#### THE TASK:
Print all of the lines exactly. Any picture among them stays out.

--- INPUT ROWS ---

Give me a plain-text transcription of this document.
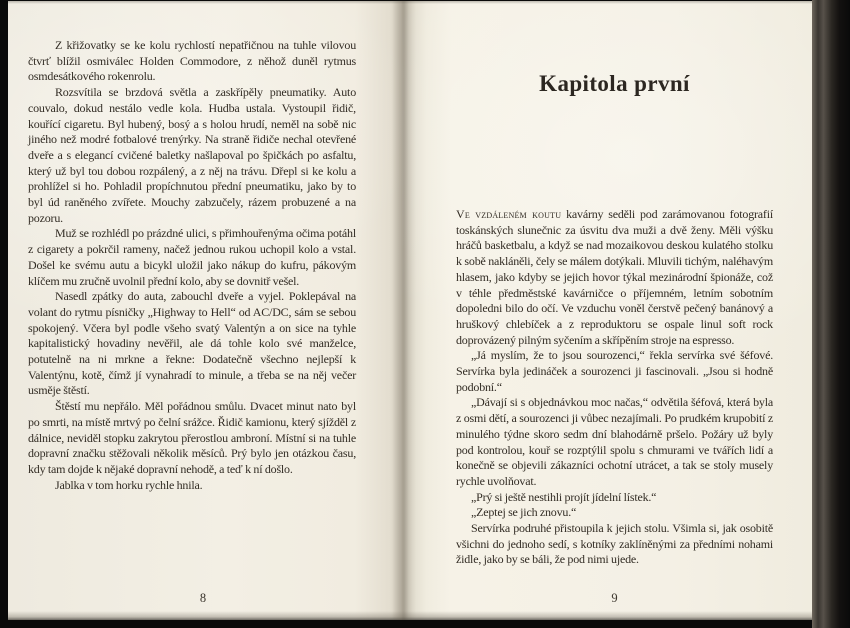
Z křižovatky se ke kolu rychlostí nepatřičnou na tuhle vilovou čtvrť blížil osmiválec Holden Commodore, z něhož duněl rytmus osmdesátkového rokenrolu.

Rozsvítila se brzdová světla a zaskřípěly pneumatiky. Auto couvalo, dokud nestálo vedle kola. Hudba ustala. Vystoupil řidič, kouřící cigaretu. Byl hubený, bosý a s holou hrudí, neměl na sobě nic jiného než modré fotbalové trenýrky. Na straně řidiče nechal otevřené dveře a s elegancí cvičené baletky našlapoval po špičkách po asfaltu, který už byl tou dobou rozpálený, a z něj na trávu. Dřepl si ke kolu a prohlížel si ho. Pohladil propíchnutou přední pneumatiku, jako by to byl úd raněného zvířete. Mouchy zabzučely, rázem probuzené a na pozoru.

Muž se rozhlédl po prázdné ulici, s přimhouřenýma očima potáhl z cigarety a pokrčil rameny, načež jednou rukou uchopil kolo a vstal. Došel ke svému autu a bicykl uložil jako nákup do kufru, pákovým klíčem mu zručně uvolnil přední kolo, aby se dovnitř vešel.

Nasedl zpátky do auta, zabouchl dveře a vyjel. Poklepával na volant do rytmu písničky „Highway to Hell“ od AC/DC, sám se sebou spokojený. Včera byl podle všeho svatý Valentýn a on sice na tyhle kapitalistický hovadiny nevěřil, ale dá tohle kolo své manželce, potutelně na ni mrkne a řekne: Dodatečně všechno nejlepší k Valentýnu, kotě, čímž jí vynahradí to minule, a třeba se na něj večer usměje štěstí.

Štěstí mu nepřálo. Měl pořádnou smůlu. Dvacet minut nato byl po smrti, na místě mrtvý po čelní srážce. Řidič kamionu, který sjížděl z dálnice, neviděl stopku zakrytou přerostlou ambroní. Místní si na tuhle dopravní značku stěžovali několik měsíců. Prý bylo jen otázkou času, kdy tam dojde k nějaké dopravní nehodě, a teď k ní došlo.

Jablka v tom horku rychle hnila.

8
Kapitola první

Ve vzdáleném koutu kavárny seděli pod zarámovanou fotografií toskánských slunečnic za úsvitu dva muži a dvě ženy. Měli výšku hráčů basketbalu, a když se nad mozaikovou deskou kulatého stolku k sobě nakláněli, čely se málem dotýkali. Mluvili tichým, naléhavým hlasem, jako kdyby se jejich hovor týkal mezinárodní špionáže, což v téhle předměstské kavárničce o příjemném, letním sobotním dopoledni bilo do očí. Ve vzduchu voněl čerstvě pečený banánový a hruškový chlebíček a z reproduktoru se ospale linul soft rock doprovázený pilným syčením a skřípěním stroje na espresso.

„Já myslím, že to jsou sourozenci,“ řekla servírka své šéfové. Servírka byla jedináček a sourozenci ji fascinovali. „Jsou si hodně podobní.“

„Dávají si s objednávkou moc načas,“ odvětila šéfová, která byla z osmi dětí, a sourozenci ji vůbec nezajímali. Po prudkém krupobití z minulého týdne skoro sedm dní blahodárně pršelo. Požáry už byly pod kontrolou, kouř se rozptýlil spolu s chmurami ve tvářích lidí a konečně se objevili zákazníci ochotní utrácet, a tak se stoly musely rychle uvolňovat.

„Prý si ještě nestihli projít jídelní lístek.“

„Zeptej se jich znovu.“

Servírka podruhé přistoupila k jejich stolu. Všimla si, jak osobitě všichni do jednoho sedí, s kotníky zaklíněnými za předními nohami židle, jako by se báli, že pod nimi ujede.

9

---

#### ANSWER BELOW:
Give me a plain-text transcription of this document.
Z křižovatky se ke kolu rychlostí nepatřičnou na tuhle vilovou čtvrť blížil osmiválec Holden Commodore, z něhož duněl rytmus osmdesátkového rokenrolu.

Rozsvítila se brzdová světla a zaskřípěly pneumatiky. Auto couvalo, dokud nestálo vedle kola. Hudba ustala. Vystoupil řidič, kouřící cigaretu. Byl hubený, bosý a s holou hrudí, neměl na sobě nic jiného než modré fotbalové trenýrky. Na straně řidiče nechal otevřené dveře a s elegancí cvičené baletky našlapoval po špičkách po asfaltu, který už byl tou dobou rozpálený, a z něj na trávu. Dřepl si ke kolu a prohlížel si ho. Pohladil propíchnutou přední pneumatiku, jako by to byl úd raněného zvířete. Mouchy zabzučely, rázem probuzené a na pozoru.

Muž se rozhlédl po prázdné ulici, s přimhouřenýma očima potáhl z cigarety a pokrčil rameny, načež jednou rukou uchopil kolo a vstal. Došel ke svému autu a bicykl uložil jako nákup do kufru, pákovým klíčem mu zručně uvolnil přední kolo, aby se dovnitř vešel.

Nasedl zpátky do auta, zabouchl dveře a vyjel. Poklepával na volant do rytmu písničky „Highway to Hell“ od AC/DC, sám se sebou spokojený. Včera byl podle všeho svatý Valentýn a on sice na tyhle kapitalistický hovadiny nevěřil, ale dá tohle kolo své manželce, potutelně na ni mrkne a řekne: Dodatečně všechno nejlepší k Valentýnu, kotě, čímž jí vynahradí to minule, a třeba se na něj večer usměje štěstí.

Štěstí mu nepřálo. Měl pořádnou smůlu. Dvacet minut nato byl po smrti, na místě mrtvý po čelní srážce. Řidič kamionu, který sjížděl z dálnice, neviděl stopku zakrytou přerostlou ambroní. Místní si na tuhle dopravní značku stěžovali několik měsíců. Prý bylo jen otázkou času, kdy tam dojde k nějaké dopravní nehodě, a teď k ní došlo.

Jablka v tom horku rychle hnila.

8
Kapitola první

Ve vzdáleném koutu kavárny seděli pod zarámovanou fotografií toskánských slunečnic za úsvitu dva muži a dvě ženy. Měli výšku hráčů basketbalu, a když se nad mozaikovou deskou kulatého stolku k sobě nakláněli, čely se málem dotýkali. Mluvili tichým, naléhavým hlasem, jako kdyby se jejich hovor týkal mezinárodní špionáže, což v téhle předměstské kavárničce o příjemném, letním sobotním dopoledni bilo do očí. Ve vzduchu voněl čerstvě pečený banánový a hruškový chlebíček a z reproduktoru se ospale linul soft rock doprovázený pilným syčením a skřípěním stroje na espresso.

„Já myslím, že to jsou sourozenci,“ řekla servírka své šéfové. Servírka byla jedináček a sourozenci ji fascinovali. „Jsou si hodně podobní.“

„Dávají si s objednávkou moc načas,“ odvětila šéfová, která byla z osmi dětí, a sourozenci ji vůbec nezajímali. Po prudkém krupobití z minulého týdne skoro sedm dní blahodárně pršelo. Požáry už byly pod kontrolou, kouř se rozptýlil spolu s chmurami ve tvářích lidí a konečně se objevili zákazníci ochotní utrácet, a tak se stoly musely rychle uvolňovat.

„Prý si ještě nestihli projít jídelní lístek.“

„Zeptej se jich znovu.“

Servírka podruhé přistoupila k jejich stolu. Všimla si, jak osobitě všichni do jednoho sedí, s kotníky zaklíněnými za předními nohami židle, jako by se báli, že pod nimi ujede.

9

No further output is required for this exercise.